Task details:
Begin with the line holding "What's the underlying" and write out each following line to the end of the data, exactly. Pictures are left out.

Available records:
§

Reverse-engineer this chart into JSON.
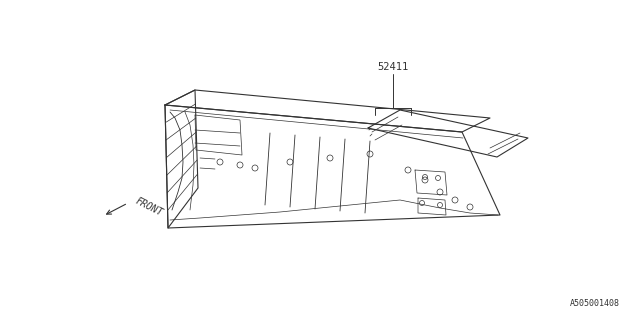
{
  "background_color": "#ffffff",
  "line_color": "#333333",
  "label_52411": "52411",
  "label_front": "FRONT",
  "label_code": "A505001408",
  "fig_width": 6.4,
  "fig_height": 3.2,
  "dpi": 100
}
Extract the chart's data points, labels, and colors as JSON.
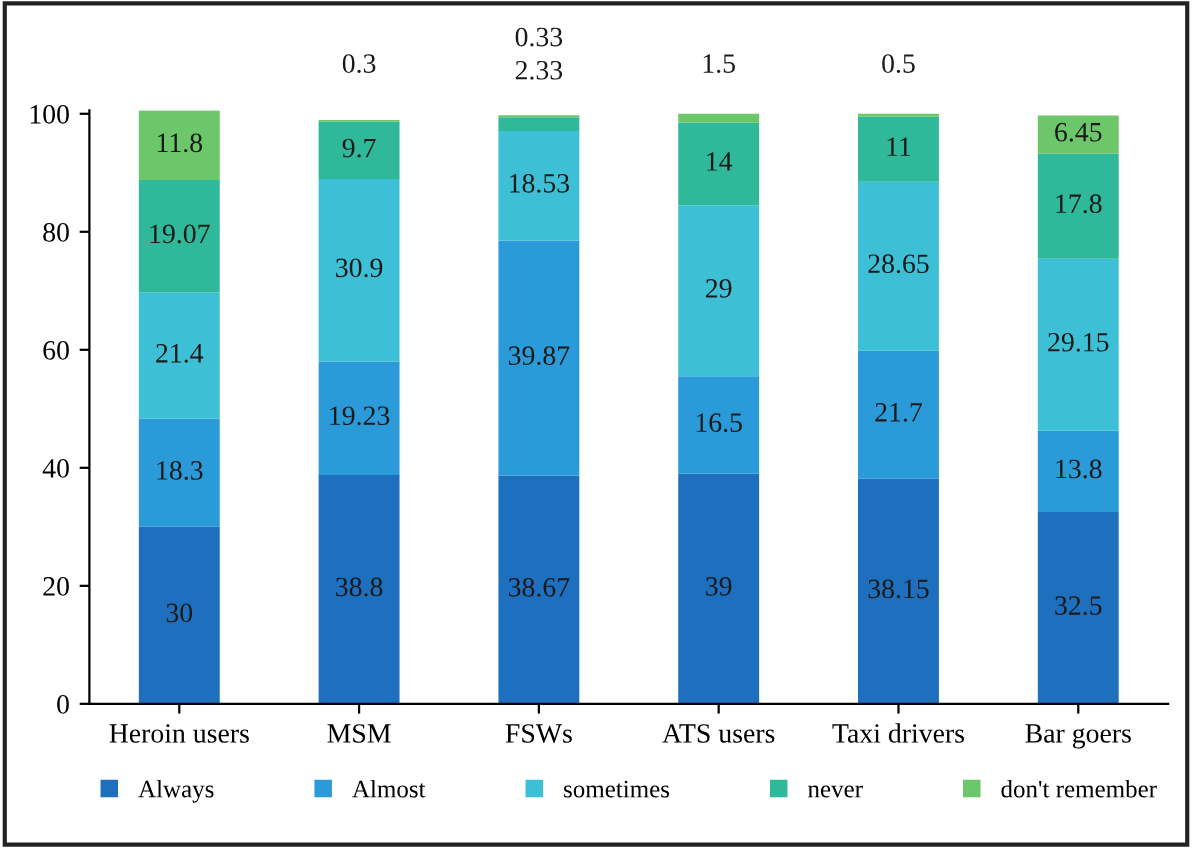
{
  "chart_data": {
    "type": "bar",
    "stacked": true,
    "categories": [
      "Heroin users",
      "MSM",
      "FSWs",
      "ATS users",
      "Taxi drivers",
      "Bar goers"
    ],
    "series": [
      {
        "name": "Always",
        "color": "#1f6fbf",
        "values": [
          30,
          38.8,
          38.67,
          39,
          38.15,
          32.5
        ]
      },
      {
        "name": "Almost",
        "color": "#2a9ad8",
        "values": [
          18.3,
          19.23,
          39.87,
          16.5,
          21.7,
          13.8
        ]
      },
      {
        "name": "sometimes",
        "color": "#3dc0d6",
        "values": [
          21.4,
          30.9,
          18.53,
          29,
          28.65,
          29.15
        ]
      },
      {
        "name": "never",
        "color": "#2fb89a",
        "values": [
          19.07,
          9.7,
          2.33,
          14,
          11,
          17.8
        ]
      },
      {
        "name": "don't remember",
        "color": "#6cc76a",
        "values": [
          11.8,
          0.3,
          0.33,
          1.5,
          0.5,
          6.45
        ]
      }
    ],
    "ylim": [
      0,
      100.6
    ],
    "yticks": [
      0,
      20,
      40,
      60,
      80,
      100
    ],
    "data_labels": true,
    "legend": "bottom",
    "grid": false
  }
}
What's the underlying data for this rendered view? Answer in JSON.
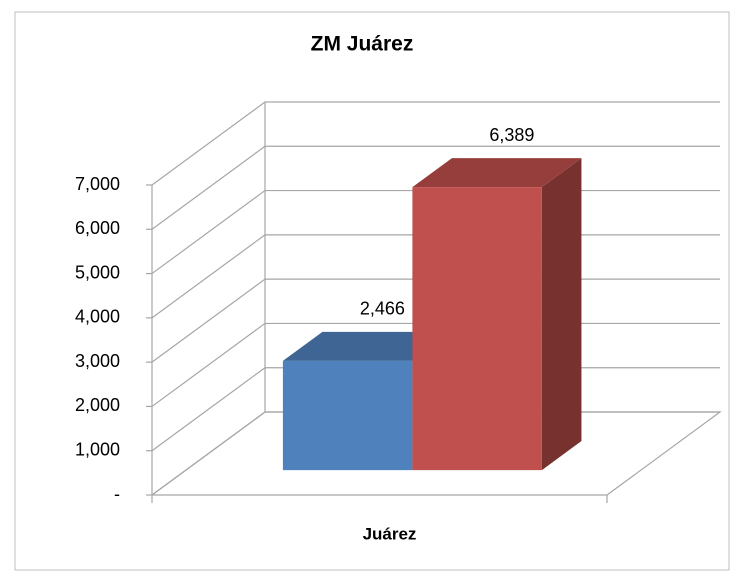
{
  "chart_data": {
    "type": "bar3d",
    "title": "ZM Juárez",
    "categories": [
      "Juárez"
    ],
    "series": [
      {
        "color": "#4f81bd",
        "values": [
          2466
        ],
        "value_labels": [
          "2,466"
        ]
      },
      {
        "color": "#c0504d",
        "values": [
          6389
        ],
        "value_labels": [
          "6,389"
        ]
      }
    ],
    "ylim": [
      0,
      7000
    ],
    "yticks": [
      {
        "value": 0,
        "label": "-"
      },
      {
        "value": 1000,
        "label": "1,000"
      },
      {
        "value": 2000,
        "label": "2,000"
      },
      {
        "value": 3000,
        "label": "3,000"
      },
      {
        "value": 4000,
        "label": "4,000"
      },
      {
        "value": 5000,
        "label": "5,000"
      },
      {
        "value": 6000,
        "label": "6,000"
      },
      {
        "value": 7000,
        "label": "7,000"
      }
    ],
    "grid": true
  }
}
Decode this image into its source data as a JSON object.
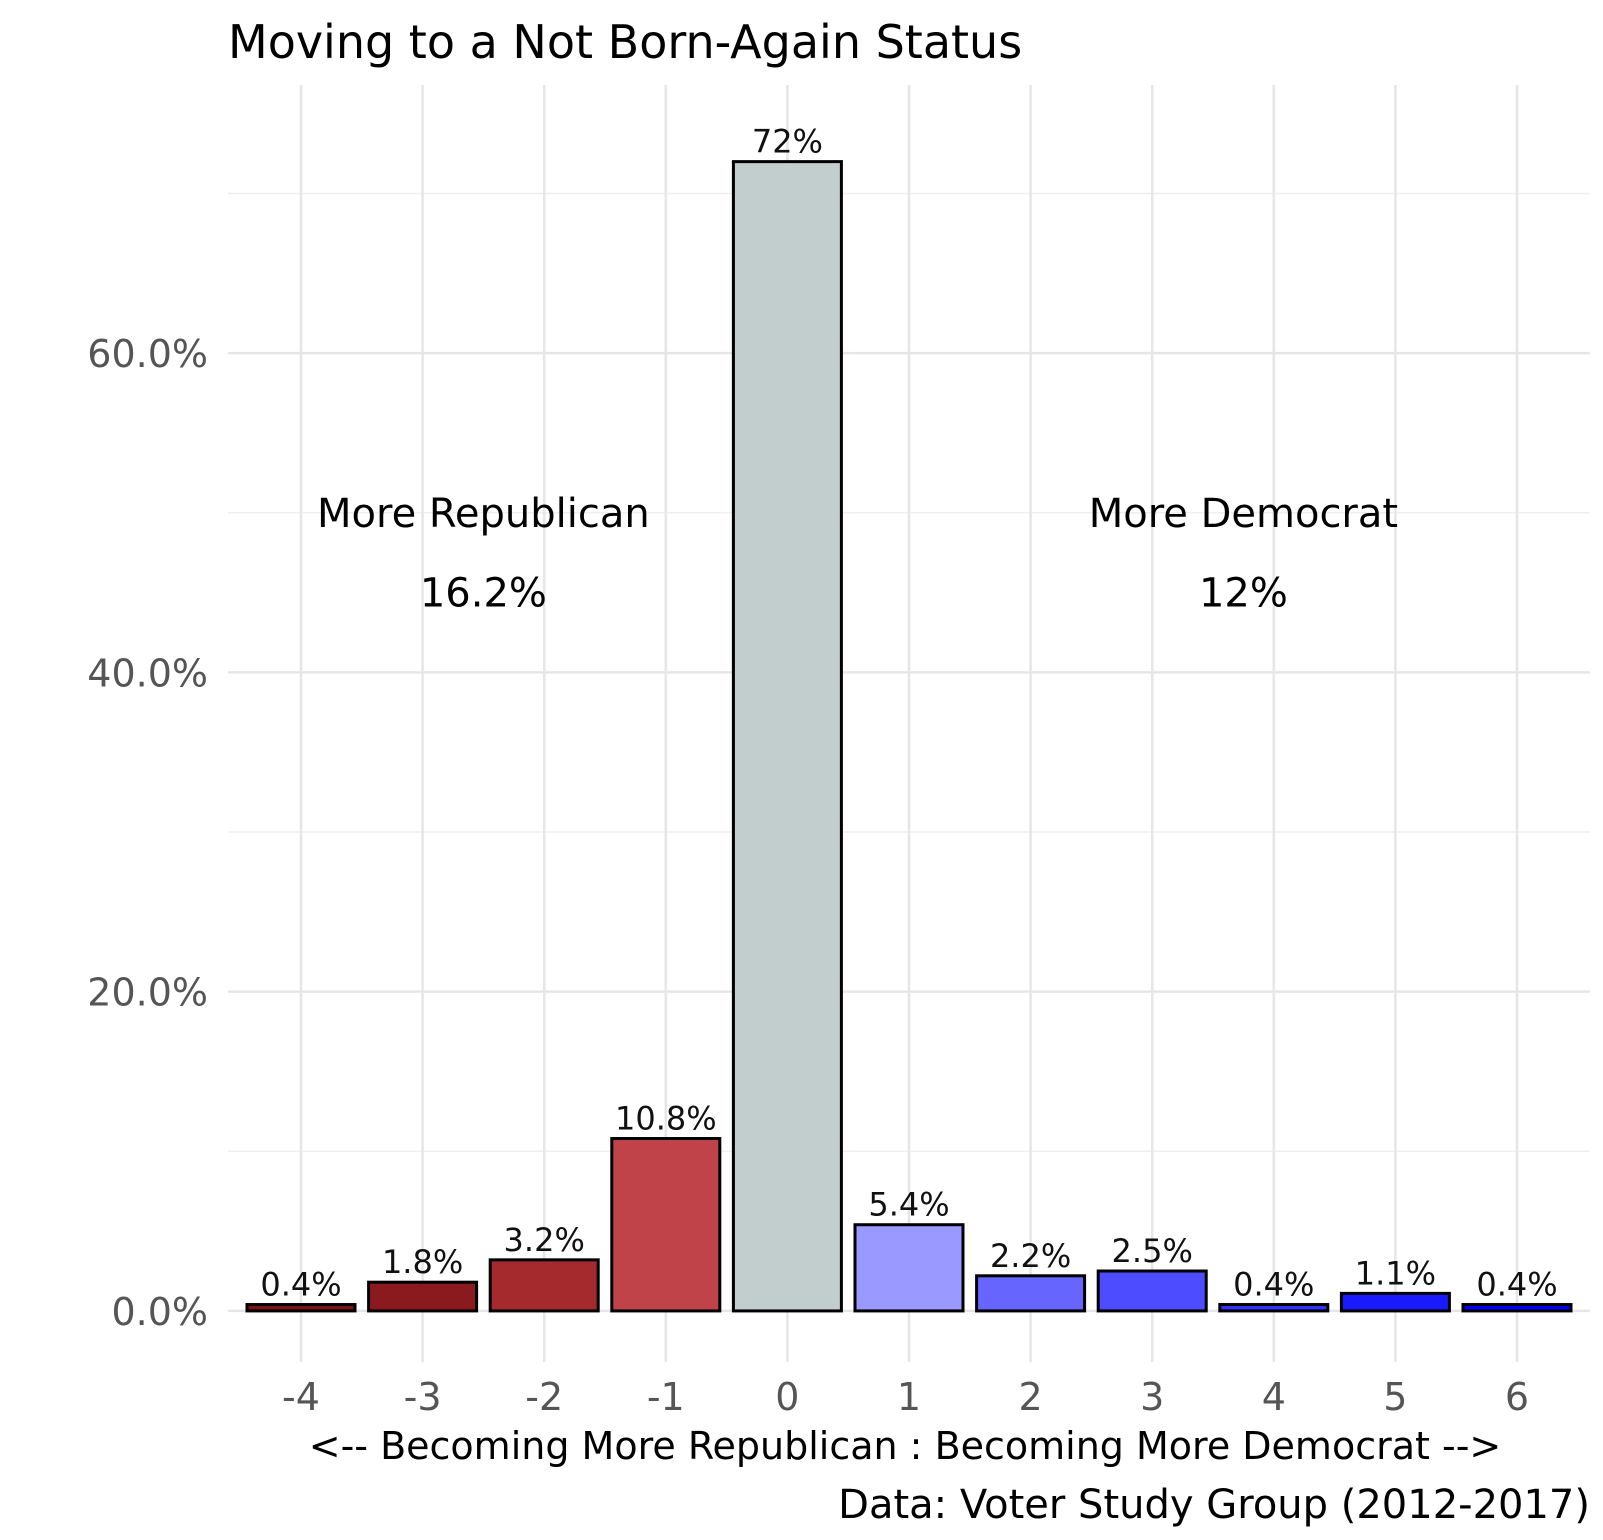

§

Task solution:
What's the underlying data for this rendered view? Answer in JSON.
{
  "chart_data": {
    "type": "bar3d",
    "title": "ZM Juárez",
    "categories": [
      "Juárez"
    ],
    "series": [
      {
        "color": "#4f81bd",
        "values": [
          2466
        ],
        "value_labels": [
          "2,466"
        ]
      },
      {
        "color": "#c0504d",
        "values": [
          6389
        ],
        "value_labels": [
          "6,389"
        ]
      }
    ],
    "ylim": [
      0,
      7000
    ],
    "yticks": [
      {
        "value": 0,
        "label": "-"
      },
      {
        "value": 1000,
        "label": "1,000"
      },
      {
        "value": 2000,
        "label": "2,000"
      },
      {
        "value": 3000,
        "label": "3,000"
      },
      {
        "value": 4000,
        "label": "4,000"
      },
      {
        "value": 5000,
        "label": "5,000"
      },
      {
        "value": 6000,
        "label": "6,000"
      },
      {
        "value": 7000,
        "label": "7,000"
      }
    ],
    "grid": true
  }
}
Decode this image into its source data as a JSON object.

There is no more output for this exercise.